[Items from a data source]
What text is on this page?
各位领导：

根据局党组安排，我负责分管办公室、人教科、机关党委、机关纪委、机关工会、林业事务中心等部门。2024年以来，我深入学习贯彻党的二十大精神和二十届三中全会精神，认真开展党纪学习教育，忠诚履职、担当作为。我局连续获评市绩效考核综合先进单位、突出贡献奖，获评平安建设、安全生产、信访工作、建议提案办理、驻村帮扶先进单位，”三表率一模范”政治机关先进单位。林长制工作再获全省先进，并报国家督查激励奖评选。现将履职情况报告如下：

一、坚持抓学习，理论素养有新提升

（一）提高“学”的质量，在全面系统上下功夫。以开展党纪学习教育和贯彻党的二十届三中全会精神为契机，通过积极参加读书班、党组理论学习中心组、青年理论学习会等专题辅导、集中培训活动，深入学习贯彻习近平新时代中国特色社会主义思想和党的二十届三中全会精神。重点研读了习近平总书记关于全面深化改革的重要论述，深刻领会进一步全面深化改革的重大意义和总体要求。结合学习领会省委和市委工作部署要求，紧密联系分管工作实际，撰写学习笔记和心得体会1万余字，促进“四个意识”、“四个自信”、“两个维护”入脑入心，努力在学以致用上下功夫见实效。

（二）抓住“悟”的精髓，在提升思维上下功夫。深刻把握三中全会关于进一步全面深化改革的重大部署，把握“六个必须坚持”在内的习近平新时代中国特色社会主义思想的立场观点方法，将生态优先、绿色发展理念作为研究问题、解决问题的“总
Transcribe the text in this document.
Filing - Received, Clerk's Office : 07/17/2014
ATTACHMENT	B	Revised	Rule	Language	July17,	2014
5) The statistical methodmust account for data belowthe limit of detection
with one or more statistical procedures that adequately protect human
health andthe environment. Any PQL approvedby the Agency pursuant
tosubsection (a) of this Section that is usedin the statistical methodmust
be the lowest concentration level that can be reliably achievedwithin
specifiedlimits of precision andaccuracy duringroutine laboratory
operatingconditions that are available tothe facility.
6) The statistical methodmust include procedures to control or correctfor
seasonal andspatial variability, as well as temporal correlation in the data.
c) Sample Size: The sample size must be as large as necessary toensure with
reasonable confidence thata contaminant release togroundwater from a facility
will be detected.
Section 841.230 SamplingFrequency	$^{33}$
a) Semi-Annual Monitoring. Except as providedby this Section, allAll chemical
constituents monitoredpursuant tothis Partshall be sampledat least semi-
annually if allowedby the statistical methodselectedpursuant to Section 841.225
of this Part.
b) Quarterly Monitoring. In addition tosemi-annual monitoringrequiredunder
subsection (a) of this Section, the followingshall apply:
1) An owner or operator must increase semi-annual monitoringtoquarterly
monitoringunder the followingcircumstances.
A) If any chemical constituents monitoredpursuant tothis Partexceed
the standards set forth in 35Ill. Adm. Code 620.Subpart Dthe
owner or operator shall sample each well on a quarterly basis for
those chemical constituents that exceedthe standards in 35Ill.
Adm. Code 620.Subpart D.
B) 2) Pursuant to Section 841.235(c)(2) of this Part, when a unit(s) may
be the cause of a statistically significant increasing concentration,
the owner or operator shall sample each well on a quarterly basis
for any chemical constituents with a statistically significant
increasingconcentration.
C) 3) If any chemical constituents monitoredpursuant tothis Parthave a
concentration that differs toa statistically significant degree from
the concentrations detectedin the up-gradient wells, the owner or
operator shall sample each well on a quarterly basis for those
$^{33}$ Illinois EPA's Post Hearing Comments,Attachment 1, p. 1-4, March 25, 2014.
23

#### TASK BRIEF:
Quote each line of the data above exactly as written.

#### PROBLEM SOLUTION:
What text is on this page?
各位领导：

根据局党组安排，我负责分管办公室、人教科、机关党委、机关纪委、机关工会、林业事务中心等部门。2024年以来，我深入学习贯彻党的二十大精神和二十届三中全会精神，认真开展党纪学习教育，忠诚履职、担当作为。我局连续获评市绩效考核综合先进单位、突出贡献奖，获评平安建设、安全生产、信访工作、建议提案办理、驻村帮扶先进单位，”三表率一模范”政治机关先进单位。林长制工作再获全省先进，并报国家督查激励奖评选。现将履职情况报告如下：

一、坚持抓学习，理论素养有新提升

（一）提高“学”的质量，在全面系统上下功夫。以开展党纪学习教育和贯彻党的二十届三中全会精神为契机，通过积极参加读书班、党组理论学习中心组、青年理论学习会等专题辅导、集中培训活动，深入学习贯彻习近平新时代中国特色社会主义思想和党的二十届三中全会精神。重点研读了习近平总书记关于全面深化改革的重要论述，深刻领会进一步全面深化改革的重大意义和总体要求。结合学习领会省委和市委工作部署要求，紧密联系分管工作实际，撰写学习笔记和心得体会1万余字，促进“四个意识”、“四个自信”、“两个维护”入脑入心，努力在学以致用上下功夫见实效。

（二）抓住“悟”的精髓，在提升思维上下功夫。深刻把握三中全会关于进一步全面深化改革的重大部署，把握“六个必须坚持”在内的习近平新时代中国特色社会主义思想的立场观点方法，将生态优先、绿色发展理念作为研究问题、解决问题的“总
Transcribe the text in this document.
Filing - Received, Clerk's Office : 07/17/2014
ATTACHMENT	B	Revised	Rule	Language	July17,	2014
5) The statistical methodmust account for data belowthe limit of detection
with one or more statistical procedures that adequately protect human
health andthe environment. Any PQL approvedby the Agency pursuant
tosubsection (a) of this Section that is usedin the statistical methodmust
be the lowest concentration level that can be reliably achievedwithin
specifiedlimits of precision andaccuracy duringroutine laboratory
operatingconditions that are available tothe facility.
6) The statistical methodmust include procedures to control or correctfor
seasonal andspatial variability, as well as temporal correlation in the data.
c) Sample Size: The sample size must be as large as necessary toensure with
reasonable confidence thata contaminant release togroundwater from a facility
will be detected.
Section 841.230 SamplingFrequency	$^{33}$
a) Semi-Annual Monitoring. Except as providedby this Section, allAll chemical
constituents monitoredpursuant tothis Partshall be sampledat least semi-
annually if allowedby the statistical methodselectedpursuant to Section 841.225
of this Part.
b) Quarterly Monitoring. In addition tosemi-annual monitoringrequiredunder
subsection (a) of this Section, the followingshall apply:
1) An owner or operator must increase semi-annual monitoringtoquarterly
monitoringunder the followingcircumstances.
A) If any chemical constituents monitoredpursuant tothis Partexceed
the standards set forth in 35Ill. Adm. Code 620.Subpart Dthe
owner or operator shall sample each well on a quarterly basis for
those chemical constituents that exceedthe standards in 35Ill.
Adm. Code 620.Subpart D.
B) 2) Pursuant to Section 841.235(c)(2) of this Part, when a unit(s) may
be the cause of a statistically significant increasing concentration,
the owner or operator shall sample each well on a quarterly basis
for any chemical constituents with a statistically significant
increasingconcentration.
C) 3) If any chemical constituents monitoredpursuant tothis Parthave a
concentration that differs toa statistically significant degree from
the concentrations detectedin the up-gradient wells, the owner or
operator shall sample each well on a quarterly basis for those
$^{33}$ Illinois EPA's Post Hearing Comments,Attachment 1, p. 1-4, March 25, 2014.
23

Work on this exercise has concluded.